--- Start of EXTRACTED RECORDS ---

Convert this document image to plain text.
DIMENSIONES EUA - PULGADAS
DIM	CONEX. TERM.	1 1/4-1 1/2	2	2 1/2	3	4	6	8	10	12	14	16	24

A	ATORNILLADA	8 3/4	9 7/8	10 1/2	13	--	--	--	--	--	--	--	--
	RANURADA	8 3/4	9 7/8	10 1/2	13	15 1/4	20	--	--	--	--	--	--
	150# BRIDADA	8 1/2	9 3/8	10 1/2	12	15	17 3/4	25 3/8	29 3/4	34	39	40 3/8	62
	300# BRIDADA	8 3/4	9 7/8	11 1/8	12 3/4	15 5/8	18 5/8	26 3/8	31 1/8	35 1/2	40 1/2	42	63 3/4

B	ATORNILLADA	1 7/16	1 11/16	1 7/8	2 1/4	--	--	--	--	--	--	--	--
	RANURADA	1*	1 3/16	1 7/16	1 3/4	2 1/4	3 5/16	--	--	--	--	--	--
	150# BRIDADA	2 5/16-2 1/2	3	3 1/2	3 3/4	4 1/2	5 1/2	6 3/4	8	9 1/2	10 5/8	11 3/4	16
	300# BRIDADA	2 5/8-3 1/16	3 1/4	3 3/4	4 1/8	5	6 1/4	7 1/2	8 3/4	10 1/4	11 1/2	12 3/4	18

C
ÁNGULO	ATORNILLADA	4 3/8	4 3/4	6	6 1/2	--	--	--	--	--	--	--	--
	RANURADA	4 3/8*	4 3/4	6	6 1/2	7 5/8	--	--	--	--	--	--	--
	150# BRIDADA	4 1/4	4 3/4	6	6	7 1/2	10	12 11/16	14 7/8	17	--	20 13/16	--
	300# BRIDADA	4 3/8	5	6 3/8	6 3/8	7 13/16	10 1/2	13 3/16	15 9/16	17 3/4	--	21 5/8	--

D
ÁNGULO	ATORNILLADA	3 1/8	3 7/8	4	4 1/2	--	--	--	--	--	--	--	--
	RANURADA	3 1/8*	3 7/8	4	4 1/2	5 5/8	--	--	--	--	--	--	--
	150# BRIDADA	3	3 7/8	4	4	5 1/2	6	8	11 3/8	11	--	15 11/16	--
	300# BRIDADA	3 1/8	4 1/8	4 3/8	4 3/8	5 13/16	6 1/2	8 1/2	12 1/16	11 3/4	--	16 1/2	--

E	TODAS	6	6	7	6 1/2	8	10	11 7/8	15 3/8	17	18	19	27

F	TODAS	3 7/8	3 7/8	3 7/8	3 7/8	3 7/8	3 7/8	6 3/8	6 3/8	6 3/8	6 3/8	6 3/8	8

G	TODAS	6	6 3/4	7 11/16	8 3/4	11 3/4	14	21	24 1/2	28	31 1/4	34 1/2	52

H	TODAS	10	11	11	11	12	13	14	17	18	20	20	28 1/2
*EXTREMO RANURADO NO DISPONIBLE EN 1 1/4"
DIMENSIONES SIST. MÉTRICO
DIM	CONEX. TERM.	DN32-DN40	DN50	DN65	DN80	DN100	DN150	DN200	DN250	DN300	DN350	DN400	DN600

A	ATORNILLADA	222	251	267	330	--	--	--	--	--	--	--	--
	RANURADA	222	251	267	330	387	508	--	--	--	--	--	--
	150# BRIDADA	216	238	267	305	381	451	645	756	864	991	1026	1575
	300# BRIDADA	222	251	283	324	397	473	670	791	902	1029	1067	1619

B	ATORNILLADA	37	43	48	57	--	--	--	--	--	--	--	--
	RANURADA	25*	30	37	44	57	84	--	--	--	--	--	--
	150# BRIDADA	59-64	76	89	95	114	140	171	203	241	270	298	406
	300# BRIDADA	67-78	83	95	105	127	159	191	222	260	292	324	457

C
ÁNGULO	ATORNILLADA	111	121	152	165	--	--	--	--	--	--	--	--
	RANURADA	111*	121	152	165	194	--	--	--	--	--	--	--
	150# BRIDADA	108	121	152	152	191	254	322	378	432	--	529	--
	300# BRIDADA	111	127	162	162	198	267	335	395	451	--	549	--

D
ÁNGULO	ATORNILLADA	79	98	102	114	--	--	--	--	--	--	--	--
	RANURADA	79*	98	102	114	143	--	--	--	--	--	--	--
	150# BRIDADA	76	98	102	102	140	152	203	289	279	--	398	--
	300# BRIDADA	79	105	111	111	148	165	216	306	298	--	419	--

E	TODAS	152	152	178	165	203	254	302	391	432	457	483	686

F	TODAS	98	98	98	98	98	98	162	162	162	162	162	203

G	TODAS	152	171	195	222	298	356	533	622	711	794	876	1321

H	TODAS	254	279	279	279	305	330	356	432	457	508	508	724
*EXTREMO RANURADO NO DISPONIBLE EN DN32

--- End of EXTRACTED RECORDS ---

*WHAT THE EXERCISE ASKS*
Every entry needs to be retyped exactly.

*FINAL ANSWER*
Convert this document image to plain text.
DIMENSIONES EUA - PULGADAS
DIM	CONEX. TERM.	1 1/4-1 1/2	2	2 1/2	3	4	6	8	10	12	14	16	24

A	ATORNILLADA	8 3/4	9 7/8	10 1/2	13	--	--	--	--	--	--	--	--
	RANURADA	8 3/4	9 7/8	10 1/2	13	15 1/4	20	--	--	--	--	--	--
	150# BRIDADA	8 1/2	9 3/8	10 1/2	12	15	17 3/4	25 3/8	29 3/4	34	39	40 3/8	62
	300# BRIDADA	8 3/4	9 7/8	11 1/8	12 3/4	15 5/8	18 5/8	26 3/8	31 1/8	35 1/2	40 1/2	42	63 3/4

B	ATORNILLADA	1 7/16	1 11/16	1 7/8	2 1/4	--	--	--	--	--	--	--	--
	RANURADA	1*	1 3/16	1 7/16	1 3/4	2 1/4	3 5/16	--	--	--	--	--	--
	150# BRIDADA	2 5/16-2 1/2	3	3 1/2	3 3/4	4 1/2	5 1/2	6 3/4	8	9 1/2	10 5/8	11 3/4	16
	300# BRIDADA	2 5/8-3 1/16	3 1/4	3 3/4	4 1/8	5	6 1/4	7 1/2	8 3/4	10 1/4	11 1/2	12 3/4	18

C
ÁNGULO	ATORNILLADA	4 3/8	4 3/4	6	6 1/2	--	--	--	--	--	--	--	--
	RANURADA	4 3/8*	4 3/4	6	6 1/2	7 5/8	--	--	--	--	--	--	--
	150# BRIDADA	4 1/4	4 3/4	6	6	7 1/2	10	12 11/16	14 7/8	17	--	20 13/16	--
	300# BRIDADA	4 3/8	5	6 3/8	6 3/8	7 13/16	10 1/2	13 3/16	15 9/16	17 3/4	--	21 5/8	--

D
ÁNGULO	ATORNILLADA	3 1/8	3 7/8	4	4 1/2	--	--	--	--	--	--	--	--
	RANURADA	3 1/8*	3 7/8	4	4 1/2	5 5/8	--	--	--	--	--	--	--
	150# BRIDADA	3	3 7/8	4	4	5 1/2	6	8	11 3/8	11	--	15 11/16	--
	300# BRIDADA	3 1/8	4 1/8	4 3/8	4 3/8	5 13/16	6 1/2	8 1/2	12 1/16	11 3/4	--	16 1/2	--

E	TODAS	6	6	7	6 1/2	8	10	11 7/8	15 3/8	17	18	19	27

F	TODAS	3 7/8	3 7/8	3 7/8	3 7/8	3 7/8	3 7/8	6 3/8	6 3/8	6 3/8	6 3/8	6 3/8	8

G	TODAS	6	6 3/4	7 11/16	8 3/4	11 3/4	14	21	24 1/2	28	31 1/4	34 1/2	52

H	TODAS	10	11	11	11	12	13	14	17	18	20	20	28 1/2
*EXTREMO RANURADO NO DISPONIBLE EN 1 1/4"
DIMENSIONES SIST. MÉTRICO
DIM	CONEX. TERM.	DN32-DN40	DN50	DN65	DN80	DN100	DN150	DN200	DN250	DN300	DN350	DN400	DN600

A	ATORNILLADA	222	251	267	330	--	--	--	--	--	--	--	--
	RANURADA	222	251	267	330	387	508	--	--	--	--	--	--
	150# BRIDADA	216	238	267	305	381	451	645	756	864	991	1026	1575
	300# BRIDADA	222	251	283	324	397	473	670	791	902	1029	1067	1619

B	ATORNILLADA	37	43	48	57	--	--	--	--	--	--	--	--
	RANURADA	25*	30	37	44	57	84	--	--	--	--	--	--
	150# BRIDADA	59-64	76	89	95	114	140	171	203	241	270	298	406
	300# BRIDADA	67-78	83	95	105	127	159	191	222	260	292	324	457

C
ÁNGULO	ATORNILLADA	111	121	152	165	--	--	--	--	--	--	--	--
	RANURADA	111*	121	152	165	194	--	--	--	--	--	--	--
	150# BRIDADA	108	121	152	152	191	254	322	378	432	--	529	--
	300# BRIDADA	111	127	162	162	198	267	335	395	451	--	549	--

D
ÁNGULO	ATORNILLADA	79	98	102	114	--	--	--	--	--	--	--	--
	RANURADA	79*	98	102	114	143	--	--	--	--	--	--	--
	150# BRIDADA	76	98	102	102	140	152	203	289	279	--	398	--
	300# BRIDADA	79	105	111	111	148	165	216	306	298	--	419	--

E	TODAS	152	152	178	165	203	254	302	391	432	457	483	686

F	TODAS	98	98	98	98	98	98	162	162	162	162	162	203

G	TODAS	152	171	195	222	298	356	533	622	711	794	876	1321

H	TODAS	254	279	279	279	305	330	356	432	457	508	508	724
*EXTREMO RANURADO NO DISPONIBLE EN DN32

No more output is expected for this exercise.